Each record below should be output verbatim, without pictures.
• • •
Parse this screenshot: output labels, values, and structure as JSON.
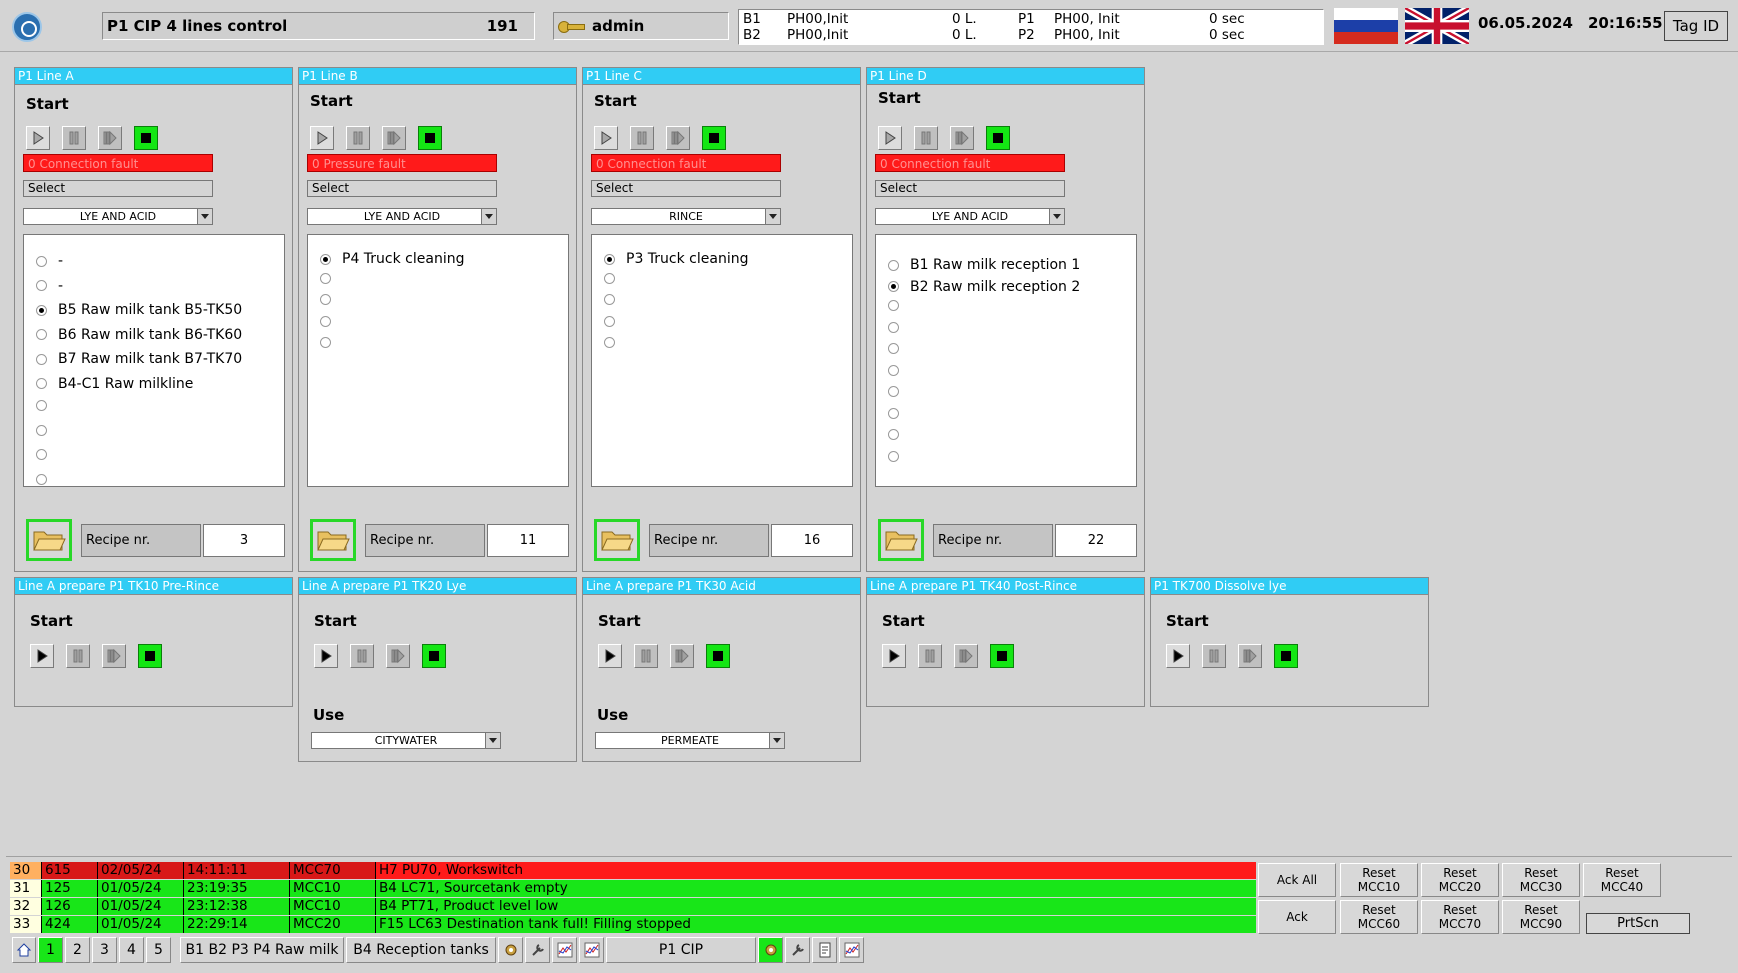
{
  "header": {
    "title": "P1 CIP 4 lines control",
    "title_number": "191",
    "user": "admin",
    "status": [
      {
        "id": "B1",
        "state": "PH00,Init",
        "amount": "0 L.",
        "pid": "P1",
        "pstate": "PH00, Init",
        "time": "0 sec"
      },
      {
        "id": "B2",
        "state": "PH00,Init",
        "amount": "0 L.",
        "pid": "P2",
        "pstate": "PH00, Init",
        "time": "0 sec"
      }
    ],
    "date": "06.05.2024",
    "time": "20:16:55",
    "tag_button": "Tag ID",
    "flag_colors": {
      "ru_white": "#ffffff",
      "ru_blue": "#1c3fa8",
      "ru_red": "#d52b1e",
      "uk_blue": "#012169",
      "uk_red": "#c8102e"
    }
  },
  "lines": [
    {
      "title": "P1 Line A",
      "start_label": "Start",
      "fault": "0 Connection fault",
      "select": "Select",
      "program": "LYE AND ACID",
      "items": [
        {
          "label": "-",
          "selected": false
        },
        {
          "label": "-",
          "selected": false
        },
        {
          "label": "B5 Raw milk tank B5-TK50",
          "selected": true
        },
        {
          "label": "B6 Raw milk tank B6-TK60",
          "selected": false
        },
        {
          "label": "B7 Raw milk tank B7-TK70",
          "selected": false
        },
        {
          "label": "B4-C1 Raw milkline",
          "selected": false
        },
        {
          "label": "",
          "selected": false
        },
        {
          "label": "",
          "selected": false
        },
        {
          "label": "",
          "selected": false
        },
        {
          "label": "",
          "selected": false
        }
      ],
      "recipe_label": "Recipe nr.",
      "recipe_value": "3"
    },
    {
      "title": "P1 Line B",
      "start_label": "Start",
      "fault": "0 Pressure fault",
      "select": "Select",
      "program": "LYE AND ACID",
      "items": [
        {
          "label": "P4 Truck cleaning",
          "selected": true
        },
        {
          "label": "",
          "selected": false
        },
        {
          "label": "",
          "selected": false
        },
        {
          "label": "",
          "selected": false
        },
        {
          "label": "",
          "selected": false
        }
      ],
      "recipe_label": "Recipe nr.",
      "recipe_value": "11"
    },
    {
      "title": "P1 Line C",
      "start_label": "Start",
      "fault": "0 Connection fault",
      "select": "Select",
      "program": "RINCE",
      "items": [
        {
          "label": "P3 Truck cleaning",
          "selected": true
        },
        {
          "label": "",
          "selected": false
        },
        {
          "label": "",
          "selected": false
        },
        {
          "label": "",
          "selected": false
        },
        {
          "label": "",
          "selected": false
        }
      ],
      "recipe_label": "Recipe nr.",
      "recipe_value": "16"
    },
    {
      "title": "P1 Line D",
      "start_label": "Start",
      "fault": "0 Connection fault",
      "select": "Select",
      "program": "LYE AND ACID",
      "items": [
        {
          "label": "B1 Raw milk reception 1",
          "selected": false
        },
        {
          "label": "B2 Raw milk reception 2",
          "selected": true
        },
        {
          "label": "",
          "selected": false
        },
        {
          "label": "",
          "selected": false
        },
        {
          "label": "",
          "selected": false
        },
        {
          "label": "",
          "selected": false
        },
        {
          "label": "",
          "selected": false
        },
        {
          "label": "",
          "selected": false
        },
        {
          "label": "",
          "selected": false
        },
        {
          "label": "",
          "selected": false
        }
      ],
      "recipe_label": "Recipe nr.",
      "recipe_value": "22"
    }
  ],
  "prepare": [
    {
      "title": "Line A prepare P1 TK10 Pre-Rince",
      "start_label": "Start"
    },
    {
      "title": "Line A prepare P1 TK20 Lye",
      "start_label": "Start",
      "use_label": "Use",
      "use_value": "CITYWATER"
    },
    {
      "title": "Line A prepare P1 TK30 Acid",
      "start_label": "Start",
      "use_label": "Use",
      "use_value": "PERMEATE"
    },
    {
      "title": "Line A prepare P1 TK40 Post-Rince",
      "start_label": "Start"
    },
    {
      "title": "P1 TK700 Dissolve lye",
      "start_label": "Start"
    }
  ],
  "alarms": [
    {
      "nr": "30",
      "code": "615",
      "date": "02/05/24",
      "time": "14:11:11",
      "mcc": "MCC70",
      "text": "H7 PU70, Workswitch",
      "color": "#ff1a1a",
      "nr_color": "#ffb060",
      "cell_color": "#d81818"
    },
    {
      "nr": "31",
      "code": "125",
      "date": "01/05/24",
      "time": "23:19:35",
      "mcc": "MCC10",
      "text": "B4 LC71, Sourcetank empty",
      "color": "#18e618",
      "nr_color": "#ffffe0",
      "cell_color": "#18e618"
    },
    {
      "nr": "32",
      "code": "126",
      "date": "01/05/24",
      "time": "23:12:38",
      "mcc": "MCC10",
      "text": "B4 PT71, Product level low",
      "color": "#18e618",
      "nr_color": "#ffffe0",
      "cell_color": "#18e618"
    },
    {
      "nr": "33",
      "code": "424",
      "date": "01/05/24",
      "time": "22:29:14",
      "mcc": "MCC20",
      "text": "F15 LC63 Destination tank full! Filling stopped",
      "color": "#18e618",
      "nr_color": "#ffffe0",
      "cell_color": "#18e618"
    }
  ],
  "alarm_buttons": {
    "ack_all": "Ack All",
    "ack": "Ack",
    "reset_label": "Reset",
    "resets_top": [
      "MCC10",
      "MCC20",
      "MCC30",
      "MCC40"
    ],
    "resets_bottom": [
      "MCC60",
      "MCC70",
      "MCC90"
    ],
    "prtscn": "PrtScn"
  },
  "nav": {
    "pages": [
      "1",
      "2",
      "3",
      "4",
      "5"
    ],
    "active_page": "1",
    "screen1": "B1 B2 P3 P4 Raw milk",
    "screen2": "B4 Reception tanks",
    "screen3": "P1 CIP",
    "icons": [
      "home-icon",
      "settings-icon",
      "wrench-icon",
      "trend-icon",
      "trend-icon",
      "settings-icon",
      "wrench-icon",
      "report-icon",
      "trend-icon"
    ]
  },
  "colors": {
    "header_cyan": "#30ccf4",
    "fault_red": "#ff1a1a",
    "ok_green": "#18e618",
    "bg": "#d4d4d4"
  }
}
• • •
* [Complete answer]:
Parse this screenshot: output labels, values, and structure as JSON.
{
  "header": {
    "title": "P1 CIP 4 lines control",
    "title_number": "191",
    "user": "admin",
    "status": [
      {
        "id": "B1",
        "state": "PH00,Init",
        "amount": "0 L.",
        "pid": "P1",
        "pstate": "PH00, Init",
        "time": "0 sec"
      },
      {
        "id": "B2",
        "state": "PH00,Init",
        "amount": "0 L.",
        "pid": "P2",
        "pstate": "PH00, Init",
        "time": "0 sec"
      }
    ],
    "date": "06.05.2024",
    "time": "20:16:55",
    "tag_button": "Tag ID",
    "flag_colors": {
      "ru_white": "#ffffff",
      "ru_blue": "#1c3fa8",
      "ru_red": "#d52b1e",
      "uk_blue": "#012169",
      "uk_red": "#c8102e"
    }
  },
  "lines": [
    {
      "title": "P1 Line A",
      "start_label": "Start",
      "fault": "0 Connection fault",
      "select": "Select",
      "program": "LYE AND ACID",
      "items": [
        {
          "label": "-",
          "selected": false
        },
        {
          "label": "-",
          "selected": false
        },
        {
          "label": "B5 Raw milk tank B5-TK50",
          "selected": true
        },
        {
          "label": "B6 Raw milk tank B6-TK60",
          "selected": false
        },
        {
          "label": "B7 Raw milk tank B7-TK70",
          "selected": false
        },
        {
          "label": "B4-C1 Raw milkline",
          "selected": false
        },
        {
          "label": "",
          "selected": false
        },
        {
          "label": "",
          "selected": false
        },
        {
          "label": "",
          "selected": false
        },
        {
          "label": "",
          "selected": false
        }
      ],
      "recipe_label": "Recipe nr.",
      "recipe_value": "3"
    },
    {
      "title": "P1 Line B",
      "start_label": "Start",
      "fault": "0 Pressure fault",
      "select": "Select",
      "program": "LYE AND ACID",
      "items": [
        {
          "label": "P4 Truck cleaning",
          "selected": true
        },
        {
          "label": "",
          "selected": false
        },
        {
          "label": "",
          "selected": false
        },
        {
          "label": "",
          "selected": false
        },
        {
          "label": "",
          "selected": false
        }
      ],
      "recipe_label": "Recipe nr.",
      "recipe_value": "11"
    },
    {
      "title": "P1 Line C",
      "start_label": "Start",
      "fault": "0 Connection fault",
      "select": "Select",
      "program": "RINCE",
      "items": [
        {
          "label": "P3 Truck cleaning",
          "selected": true
        },
        {
          "label": "",
          "selected": false
        },
        {
          "label": "",
          "selected": false
        },
        {
          "label": "",
          "selected": false
        },
        {
          "label": "",
          "selected": false
        }
      ],
      "recipe_label": "Recipe nr.",
      "recipe_value": "16"
    },
    {
      "title": "P1 Line D",
      "start_label": "Start",
      "fault": "0 Connection fault",
      "select": "Select",
      "program": "LYE AND ACID",
      "items": [
        {
          "label": "B1 Raw milk reception 1",
          "selected": false
        },
        {
          "label": "B2 Raw milk reception 2",
          "selected": true
        },
        {
          "label": "",
          "selected": false
        },
        {
          "label": "",
          "selected": false
        },
        {
          "label": "",
          "selected": false
        },
        {
          "label": "",
          "selected": false
        },
        {
          "label": "",
          "selected": false
        },
        {
          "label": "",
          "selected": false
        },
        {
          "label": "",
          "selected": false
        },
        {
          "label": "",
          "selected": false
        }
      ],
      "recipe_label": "Recipe nr.",
      "recipe_value": "22"
    }
  ],
  "prepare": [
    {
      "title": "Line A prepare P1 TK10 Pre-Rince",
      "start_label": "Start"
    },
    {
      "title": "Line A prepare P1 TK20 Lye",
      "start_label": "Start",
      "use_label": "Use",
      "use_value": "CITYWATER"
    },
    {
      "title": "Line A prepare P1 TK30 Acid",
      "start_label": "Start",
      "use_label": "Use",
      "use_value": "PERMEATE"
    },
    {
      "title": "Line A prepare P1 TK40 Post-Rince",
      "start_label": "Start"
    },
    {
      "title": "P1 TK700 Dissolve lye",
      "start_label": "Start"
    }
  ],
  "alarms": [
    {
      "nr": "30",
      "code": "615",
      "date": "02/05/24",
      "time": "14:11:11",
      "mcc": "MCC70",
      "text": "H7 PU70, Workswitch",
      "color": "#ff1a1a",
      "nr_color": "#ffb060",
      "cell_color": "#d81818"
    },
    {
      "nr": "31",
      "code": "125",
      "date": "01/05/24",
      "time": "23:19:35",
      "mcc": "MCC10",
      "text": "B4 LC71, Sourcetank empty",
      "color": "#18e618",
      "nr_color": "#ffffe0",
      "cell_color": "#18e618"
    },
    {
      "nr": "32",
      "code": "126",
      "date": "01/05/24",
      "time": "23:12:38",
      "mcc": "MCC10",
      "text": "B4 PT71, Product level low",
      "color": "#18e618",
      "nr_color": "#ffffe0",
      "cell_color": "#18e618"
    },
    {
      "nr": "33",
      "code": "424",
      "date": "01/05/24",
      "time": "22:29:14",
      "mcc": "MCC20",
      "text": "F15 LC63 Destination tank full! Filling stopped",
      "color": "#18e618",
      "nr_color": "#ffffe0",
      "cell_color": "#18e618"
    }
  ],
  "alarm_buttons": {
    "ack_all": "Ack All",
    "ack": "Ack",
    "reset_label": "Reset",
    "resets_top": [
      "MCC10",
      "MCC20",
      "MCC30",
      "MCC40"
    ],
    "resets_bottom": [
      "MCC60",
      "MCC70",
      "MCC90"
    ],
    "prtscn": "PrtScn"
  },
  "nav": {
    "pages": [
      "1",
      "2",
      "3",
      "4",
      "5"
    ],
    "active_page": "1",
    "screen1": "B1 B2 P3 P4 Raw milk",
    "screen2": "B4 Reception tanks",
    "screen3": "P1 CIP",
    "icons": [
      "home-icon",
      "settings-icon",
      "wrench-icon",
      "trend-icon",
      "trend-icon",
      "settings-icon",
      "wrench-icon",
      "report-icon",
      "trend-icon"
    ]
  },
  "colors": {
    "header_cyan": "#30ccf4",
    "fault_red": "#ff1a1a",
    "ok_green": "#18e618",
    "bg": "#d4d4d4"
  }
}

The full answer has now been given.